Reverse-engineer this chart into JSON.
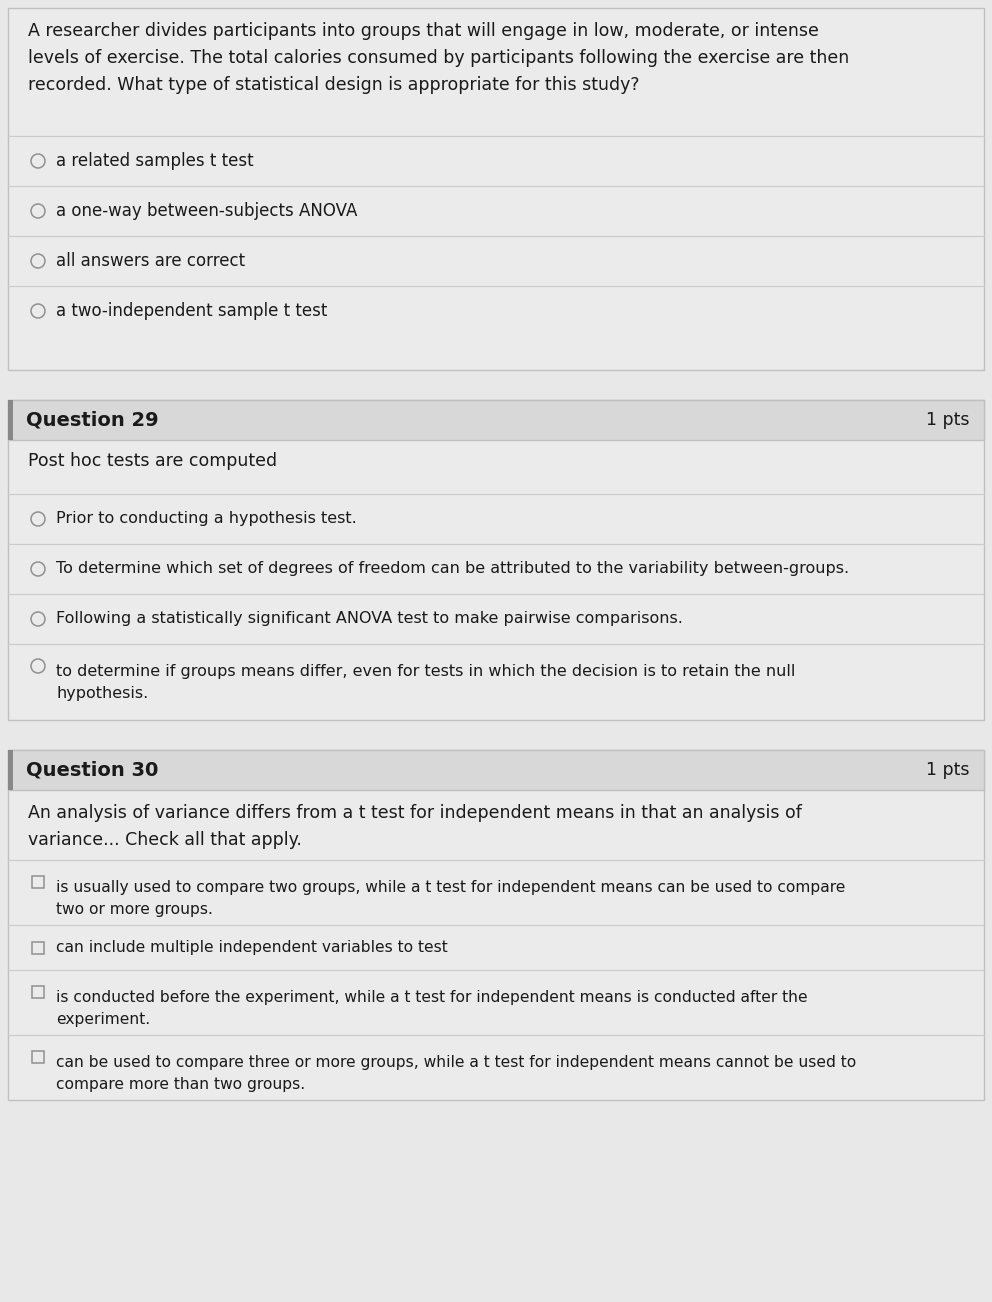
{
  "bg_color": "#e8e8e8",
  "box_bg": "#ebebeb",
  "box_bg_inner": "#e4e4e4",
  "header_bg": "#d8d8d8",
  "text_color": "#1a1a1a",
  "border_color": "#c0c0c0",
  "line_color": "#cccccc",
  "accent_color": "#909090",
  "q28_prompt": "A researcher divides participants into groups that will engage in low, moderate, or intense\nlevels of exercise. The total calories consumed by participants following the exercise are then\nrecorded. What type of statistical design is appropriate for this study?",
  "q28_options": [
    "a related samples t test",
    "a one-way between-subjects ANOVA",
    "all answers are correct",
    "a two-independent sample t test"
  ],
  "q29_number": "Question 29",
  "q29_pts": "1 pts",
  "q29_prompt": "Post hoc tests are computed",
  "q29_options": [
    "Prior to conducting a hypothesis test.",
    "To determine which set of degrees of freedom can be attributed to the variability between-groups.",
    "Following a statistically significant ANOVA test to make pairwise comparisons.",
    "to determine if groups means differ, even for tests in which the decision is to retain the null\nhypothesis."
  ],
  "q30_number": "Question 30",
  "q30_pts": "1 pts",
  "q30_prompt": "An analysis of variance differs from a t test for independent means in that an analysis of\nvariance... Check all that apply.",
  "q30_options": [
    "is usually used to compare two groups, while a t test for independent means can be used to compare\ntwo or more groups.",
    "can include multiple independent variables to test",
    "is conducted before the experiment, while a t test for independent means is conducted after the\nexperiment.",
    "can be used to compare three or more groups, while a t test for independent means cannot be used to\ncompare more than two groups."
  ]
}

= = = = =

• AIM
Drop the images and repeat the data exactly.

• TASK RESPONSE
Reverse-engineer this chart into JSON.
{
  "bg_color": "#e8e8e8",
  "box_bg": "#ebebeb",
  "box_bg_inner": "#e4e4e4",
  "header_bg": "#d8d8d8",
  "text_color": "#1a1a1a",
  "border_color": "#c0c0c0",
  "line_color": "#cccccc",
  "accent_color": "#909090",
  "q28_prompt": "A researcher divides participants into groups that will engage in low, moderate, or intense\nlevels of exercise. The total calories consumed by participants following the exercise are then\nrecorded. What type of statistical design is appropriate for this study?",
  "q28_options": [
    "a related samples t test",
    "a one-way between-subjects ANOVA",
    "all answers are correct",
    "a two-independent sample t test"
  ],
  "q29_number": "Question 29",
  "q29_pts": "1 pts",
  "q29_prompt": "Post hoc tests are computed",
  "q29_options": [
    "Prior to conducting a hypothesis test.",
    "To determine which set of degrees of freedom can be attributed to the variability between-groups.",
    "Following a statistically significant ANOVA test to make pairwise comparisons.",
    "to determine if groups means differ, even for tests in which the decision is to retain the null\nhypothesis."
  ],
  "q30_number": "Question 30",
  "q30_pts": "1 pts",
  "q30_prompt": "An analysis of variance differs from a t test for independent means in that an analysis of\nvariance... Check all that apply.",
  "q30_options": [
    "is usually used to compare two groups, while a t test for independent means can be used to compare\ntwo or more groups.",
    "can include multiple independent variables to test",
    "is conducted before the experiment, while a t test for independent means is conducted after the\nexperiment.",
    "can be used to compare three or more groups, while a t test for independent means cannot be used to\ncompare more than two groups."
  ]
}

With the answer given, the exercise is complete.